*Exercises to complete:*
**a)** Return the portion of the irrXML post starting with "As I tried to" and going on through "was intended functionality.", word for word.
**b)** In two sentences, summarize the irrXML post.
**c)** Extend the irrXML post, picking up after its final sentence.

*Provided text:*
· · · · ·

As I tried to create a simple parsing test with irrXML, I started to see that it handles all of the EOLs (End Of Lines) as text, even though it was just a cosmetic EOL. After some searching, I found that a person named Bobby Anguelov had the same problem and that this was intended functionality.

Like him, I think this is something that should be handled by irrXML. But then again, it is open source, so anyone can create the functionality one wants. I decided to do a similar solution to the problem as he did, but I didn’t think it was clean enough.

Since another possible solution to the problem was to just trim every string, I figured I might as well try it. However, to my demise, there isn’t any standard way to do this in C++. Despite it being very annoying I also find it somewhat strange, as this is one of the most useful function one can have while handling strings.

· · · · ·

*Material provided:*
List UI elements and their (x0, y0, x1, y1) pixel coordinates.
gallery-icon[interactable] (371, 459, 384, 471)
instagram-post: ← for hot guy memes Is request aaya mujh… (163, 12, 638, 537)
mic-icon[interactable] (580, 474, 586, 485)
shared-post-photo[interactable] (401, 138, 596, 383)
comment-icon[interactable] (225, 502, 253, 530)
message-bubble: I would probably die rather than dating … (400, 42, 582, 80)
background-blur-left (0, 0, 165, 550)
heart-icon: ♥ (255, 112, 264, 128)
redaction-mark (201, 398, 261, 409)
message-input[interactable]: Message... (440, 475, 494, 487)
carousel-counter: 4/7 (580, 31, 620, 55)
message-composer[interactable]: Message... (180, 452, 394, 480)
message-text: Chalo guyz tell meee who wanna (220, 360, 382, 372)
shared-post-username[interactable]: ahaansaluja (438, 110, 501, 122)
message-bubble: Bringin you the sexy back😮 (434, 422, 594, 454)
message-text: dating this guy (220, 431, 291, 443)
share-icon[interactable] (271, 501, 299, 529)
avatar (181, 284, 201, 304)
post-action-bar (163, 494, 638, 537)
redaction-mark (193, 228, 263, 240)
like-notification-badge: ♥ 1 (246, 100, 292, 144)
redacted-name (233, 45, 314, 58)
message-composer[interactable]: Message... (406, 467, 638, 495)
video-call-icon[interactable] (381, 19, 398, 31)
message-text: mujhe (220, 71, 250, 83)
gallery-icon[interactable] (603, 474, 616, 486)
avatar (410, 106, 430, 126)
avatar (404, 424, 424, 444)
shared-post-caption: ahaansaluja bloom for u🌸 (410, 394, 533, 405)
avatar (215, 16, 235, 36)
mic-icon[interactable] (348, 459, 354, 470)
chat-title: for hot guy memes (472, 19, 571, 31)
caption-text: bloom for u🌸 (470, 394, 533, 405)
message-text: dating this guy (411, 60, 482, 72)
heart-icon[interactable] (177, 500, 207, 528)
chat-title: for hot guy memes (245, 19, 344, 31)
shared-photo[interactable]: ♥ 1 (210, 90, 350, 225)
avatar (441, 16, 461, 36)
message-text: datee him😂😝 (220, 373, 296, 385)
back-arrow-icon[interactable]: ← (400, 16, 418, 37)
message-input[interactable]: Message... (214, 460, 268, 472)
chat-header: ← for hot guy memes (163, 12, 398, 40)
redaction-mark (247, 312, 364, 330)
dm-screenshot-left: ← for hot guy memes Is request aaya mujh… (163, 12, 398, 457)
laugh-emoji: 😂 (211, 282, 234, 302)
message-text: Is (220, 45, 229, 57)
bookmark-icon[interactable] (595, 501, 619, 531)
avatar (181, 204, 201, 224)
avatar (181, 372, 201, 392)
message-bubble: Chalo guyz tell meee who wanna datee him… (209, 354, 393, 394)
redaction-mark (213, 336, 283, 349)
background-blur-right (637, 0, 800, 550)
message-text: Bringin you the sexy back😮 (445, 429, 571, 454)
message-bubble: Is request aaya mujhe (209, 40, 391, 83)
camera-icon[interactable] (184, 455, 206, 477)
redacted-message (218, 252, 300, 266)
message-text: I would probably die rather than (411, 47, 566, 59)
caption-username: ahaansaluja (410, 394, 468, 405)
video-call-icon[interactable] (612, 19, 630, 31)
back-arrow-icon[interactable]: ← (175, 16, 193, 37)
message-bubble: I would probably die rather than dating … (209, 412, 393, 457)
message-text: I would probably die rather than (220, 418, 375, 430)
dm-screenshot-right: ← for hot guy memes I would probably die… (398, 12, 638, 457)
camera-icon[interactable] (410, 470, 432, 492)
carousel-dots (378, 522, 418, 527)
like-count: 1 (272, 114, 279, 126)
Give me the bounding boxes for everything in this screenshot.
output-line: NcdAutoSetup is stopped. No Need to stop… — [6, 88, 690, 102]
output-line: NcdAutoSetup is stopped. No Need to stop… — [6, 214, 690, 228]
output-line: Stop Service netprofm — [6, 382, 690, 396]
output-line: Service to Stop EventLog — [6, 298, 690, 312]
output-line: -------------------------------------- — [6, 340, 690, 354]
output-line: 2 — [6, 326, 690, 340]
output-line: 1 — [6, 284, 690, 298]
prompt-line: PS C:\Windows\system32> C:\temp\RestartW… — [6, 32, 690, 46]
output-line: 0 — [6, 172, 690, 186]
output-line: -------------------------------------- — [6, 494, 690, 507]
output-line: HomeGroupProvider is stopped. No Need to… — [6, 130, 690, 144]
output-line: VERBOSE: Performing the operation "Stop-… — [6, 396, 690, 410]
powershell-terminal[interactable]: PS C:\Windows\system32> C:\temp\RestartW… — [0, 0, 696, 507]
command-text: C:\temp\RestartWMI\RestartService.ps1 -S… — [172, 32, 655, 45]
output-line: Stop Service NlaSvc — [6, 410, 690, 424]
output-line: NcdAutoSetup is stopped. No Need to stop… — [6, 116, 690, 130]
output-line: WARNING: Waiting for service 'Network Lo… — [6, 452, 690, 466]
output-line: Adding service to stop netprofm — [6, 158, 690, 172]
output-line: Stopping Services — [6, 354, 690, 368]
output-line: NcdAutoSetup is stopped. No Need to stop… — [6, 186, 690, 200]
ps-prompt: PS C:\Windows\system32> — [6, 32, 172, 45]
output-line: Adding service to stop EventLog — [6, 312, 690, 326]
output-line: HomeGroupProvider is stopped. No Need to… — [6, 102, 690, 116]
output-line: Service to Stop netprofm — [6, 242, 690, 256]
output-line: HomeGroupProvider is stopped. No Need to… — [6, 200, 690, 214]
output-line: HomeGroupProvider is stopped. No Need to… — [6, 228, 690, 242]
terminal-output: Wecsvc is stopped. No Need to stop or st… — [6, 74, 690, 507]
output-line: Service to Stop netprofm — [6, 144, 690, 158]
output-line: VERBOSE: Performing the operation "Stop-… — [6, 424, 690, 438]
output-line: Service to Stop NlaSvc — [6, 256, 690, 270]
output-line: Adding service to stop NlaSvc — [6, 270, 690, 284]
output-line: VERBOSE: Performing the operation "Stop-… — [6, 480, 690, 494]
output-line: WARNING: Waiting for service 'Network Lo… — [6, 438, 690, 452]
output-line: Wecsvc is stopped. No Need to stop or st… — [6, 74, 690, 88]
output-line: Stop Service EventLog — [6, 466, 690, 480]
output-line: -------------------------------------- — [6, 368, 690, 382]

· · · · ·

*Results by task:*
**a)**
As I tried to create a simple parsing test with irrXML, I started to see that it handles all of the EOLs (End Of Lines) as text, even though it was just a cosmetic EOL. After some searching, I found that a person named Bobby Anguelov had the same problem and that this was intended functionality.

**b)** While building a simple parsing test with irrXML, the writer found that it treats every end-of-line, even purely cosmetic ones, as text, and learned that Bobby Anguelov had run into the same problem and that this behavior was intended. The writer judged a solution like Anguelov's not clean enough and turned to trimming every string instead, only to find that C++ has no standard way to do this.

**c)**
After a bit more searching, I stumbled upon the code below:

#include <string>

const std::string whiteSpaces( " \f\n\r\t\v" );

void trimRight(std::string& str, const std::string& trimChars = whiteSpaces) {
    std::string::size_type pos = str.find_last_not_of(trimChars);
    str.erase(pos + 1);
void trimLeft(std::string& str, const std::string& trimChars = whiteSpaces) {
    std::string::size_type pos = str.find_first_not_of(trimChars);
    str.erase(0, pos);

void trim(std::string& str, const std::string& trimChars = whiteSpaces) {
    trimRight(str, trimChars);
    trimLeft(str, trimChars);

This is a very clean solution and I am stunned at the simplicity of it. I haven’t made any speed checks, but I havent found any notable speed decrease while parsing a single Collada document. Of course there will be some decrease, but since the documents should only be parsed once during the life of the instance of the program, I think it’s a cheap price to pay.